本文 ->
□ □ □ □ □ □ □

長野地方裁判所佐久支部 平成7年(モ)64号 決定 1995年9月20日
《住所略》
申立人(被告)
石塚巖
《住所略》
申立人(被告)
幸正智
右申立人ら訴訟代理人弁護士
大江忠
同
大山政之
《住所略》
相手方(原告)
高橋信
右訴訟代理人弁護士
村本道夫
同
濱田弘幸
同
本田一則
同
水澤恒男
主文
原告は、平成7年ワ第29号取締役の責任追及請求事件の訴え提起の担保として、この決定送達の日から14日以内に、被告ら各自についてそれぞれ800万円を供託せよ。
理由
第一 申立ての趣旨
原告は、被告らに対し、相当の担保を提供せよ。
第二 事案の概要
1 本件本案訴訟は、ミネベア株式会社(資本の額636億8154万6488円、発行済株式3億8882万4616株。以下単に「ミネベア」と言う)の発行済株式1000株を有する原告が、同社の代表取締役である被告石塚巖及び同社の取締役である被告幸正智に対し、同社に各自金180億円及び遅延損害金の賠償をすることを求めた株主代表訴訟である。その請求原因の骨子は次のとおりである。
(一) 被告石塚が代表取締役、被告幸が取締役を務めるミネベア信販株式会社(以下「ミネベア信販」と言う)は、平成5年6月30日及び平成6年3月31日に、それぞれ2250万株の新株を発行し、これをミネベアに全部割当て、その結果ミネベアはそれぞれ90億円、合計180億円の払込みをした。
(二) 右は、被告らがミネベアの取締役会において「ミネベア信販の再建にもうすぐめどがつく。」と述べて、将来的には右払込金の回収が可能であり、かつそれまでミネベアがミネベア信販のためにしていた債務保証についても保証債務の履行を迫られることはないかのように説明をしたために決議され実現したものである。
(三) しかし、ミネベア信販は、その後平成6年9月頃にその信販事業の大部分をゲートファイナンス株式会社に営業譲渡し、不動産担保融資部門の債権約460億円とそれに対応する借入金のみが残されたが、右債権のうち約230億円は回収不能であって、ミネベアの右出資金180億円は全く無価値なものとなっており、ミネベアは少なくともこの額の損害を被っている。
(四) 被告らは、ミネベア信販の代表取締役や取締役として、その経営上の不手際から同社に数百億円の損失をもたらしながら、その事情を隠したままミネベアに責任転嫁しようとして、同社にミネベア信販の債務保証をさせたり、右(一)の増資引受をさせたりしたもので、ミネベアの取締役としての任務に違反するのは明らかである。そこで被告らに対し、出資金180億円をミネベアに賠償することを求める。

□ □ □ □ □ □ □

資料 ->
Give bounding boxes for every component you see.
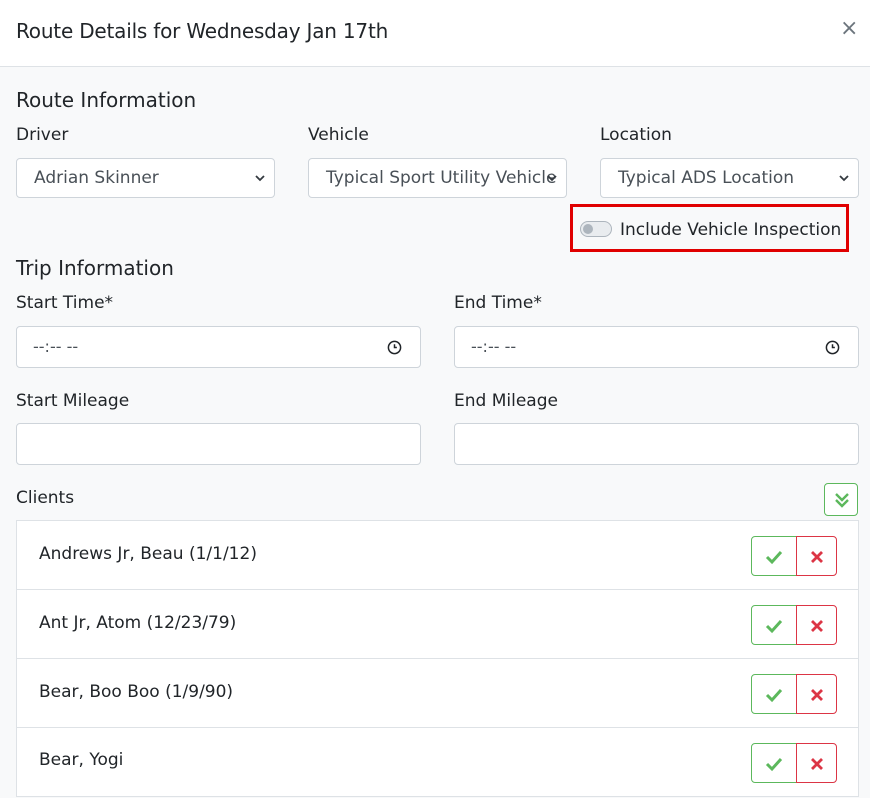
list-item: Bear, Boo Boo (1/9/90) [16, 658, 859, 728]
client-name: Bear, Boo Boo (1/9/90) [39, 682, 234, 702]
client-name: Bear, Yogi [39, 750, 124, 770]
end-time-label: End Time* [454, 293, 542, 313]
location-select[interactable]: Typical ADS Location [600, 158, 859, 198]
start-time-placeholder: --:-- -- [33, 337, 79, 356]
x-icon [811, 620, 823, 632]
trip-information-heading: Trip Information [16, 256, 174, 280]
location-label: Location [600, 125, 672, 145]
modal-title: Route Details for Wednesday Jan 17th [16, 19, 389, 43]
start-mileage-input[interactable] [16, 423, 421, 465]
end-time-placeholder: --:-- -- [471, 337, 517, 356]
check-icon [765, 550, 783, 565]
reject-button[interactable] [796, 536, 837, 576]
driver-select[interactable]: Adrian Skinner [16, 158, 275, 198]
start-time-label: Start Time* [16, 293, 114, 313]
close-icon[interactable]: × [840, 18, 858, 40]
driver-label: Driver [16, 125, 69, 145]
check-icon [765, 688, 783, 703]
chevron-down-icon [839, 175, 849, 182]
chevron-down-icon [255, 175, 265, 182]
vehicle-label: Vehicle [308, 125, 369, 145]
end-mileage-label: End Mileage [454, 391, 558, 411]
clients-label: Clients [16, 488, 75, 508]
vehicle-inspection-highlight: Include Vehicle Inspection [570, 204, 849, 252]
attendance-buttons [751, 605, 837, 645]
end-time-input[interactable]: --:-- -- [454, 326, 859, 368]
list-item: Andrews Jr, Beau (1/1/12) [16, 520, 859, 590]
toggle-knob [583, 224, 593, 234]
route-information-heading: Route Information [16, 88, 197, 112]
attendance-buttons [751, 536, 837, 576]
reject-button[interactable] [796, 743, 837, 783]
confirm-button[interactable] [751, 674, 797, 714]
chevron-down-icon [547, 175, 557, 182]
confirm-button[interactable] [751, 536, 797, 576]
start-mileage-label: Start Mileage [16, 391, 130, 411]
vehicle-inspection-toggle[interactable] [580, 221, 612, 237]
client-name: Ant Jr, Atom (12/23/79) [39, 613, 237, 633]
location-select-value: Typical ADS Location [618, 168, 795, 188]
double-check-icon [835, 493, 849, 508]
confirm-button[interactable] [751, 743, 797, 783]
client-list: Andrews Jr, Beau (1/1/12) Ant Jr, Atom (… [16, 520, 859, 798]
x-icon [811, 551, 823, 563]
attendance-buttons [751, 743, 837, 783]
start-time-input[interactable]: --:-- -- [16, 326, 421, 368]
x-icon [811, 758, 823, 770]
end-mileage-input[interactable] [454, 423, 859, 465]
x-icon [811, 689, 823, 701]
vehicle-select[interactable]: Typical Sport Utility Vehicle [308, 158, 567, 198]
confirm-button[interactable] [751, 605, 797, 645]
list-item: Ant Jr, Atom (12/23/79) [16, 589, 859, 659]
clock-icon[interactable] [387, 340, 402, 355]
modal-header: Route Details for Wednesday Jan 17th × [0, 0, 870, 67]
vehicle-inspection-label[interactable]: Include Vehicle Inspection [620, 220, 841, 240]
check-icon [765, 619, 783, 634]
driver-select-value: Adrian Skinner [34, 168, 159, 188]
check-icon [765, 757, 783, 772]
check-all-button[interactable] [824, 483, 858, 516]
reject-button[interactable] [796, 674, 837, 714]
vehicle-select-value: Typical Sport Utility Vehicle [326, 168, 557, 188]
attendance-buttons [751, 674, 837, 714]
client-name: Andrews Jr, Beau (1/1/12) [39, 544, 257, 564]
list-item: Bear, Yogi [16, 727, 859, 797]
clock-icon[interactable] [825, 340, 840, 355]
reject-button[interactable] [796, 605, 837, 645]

□ □ □ □ □ □ □

課題 1 ->
本文の主文によると、原告は被告ら各自についていくらを供託するよう命じられているか答えよ。
課題 2 ->
リストのうち、「list-item: Bear, Boo」を含む行から「check-icon [765, 688, 783, 703]」を含む行までを、その両端の行も含めて引用せよ。

解答 1 ->
800万円

解答 2 ->
list-item: Bear, Boo Boo (1/9/90) [16, 658, 859, 728]
client-name: Bear, Boo Boo (1/9/90) [39, 682, 234, 702]
client-name: Bear, Yogi [39, 750, 124, 770]
end-time-label: End Time* [454, 293, 542, 313]
location-select[interactable]: Typical ADS Location [600, 158, 859, 198]
start-time-placeholder: --:-- -- [33, 337, 79, 356]
x-icon [811, 620, 823, 632]
trip-information-heading: Trip Information [16, 256, 174, 280]
location-label: Location [600, 125, 672, 145]
modal-title: Route Details for Wednesday Jan 17th [16, 19, 389, 43]
start-mileage-input[interactable] [16, 423, 421, 465]
end-time-placeholder: --:-- -- [471, 337, 517, 356]
check-icon [765, 550, 783, 565]
reject-button[interactable] [796, 536, 837, 576]
driver-select[interactable]: Adrian Skinner [16, 158, 275, 198]
start-time-label: Start Time* [16, 293, 114, 313]
close-icon[interactable]: × [840, 18, 858, 40]
driver-label: Driver [16, 125, 69, 145]
check-icon [765, 688, 783, 703]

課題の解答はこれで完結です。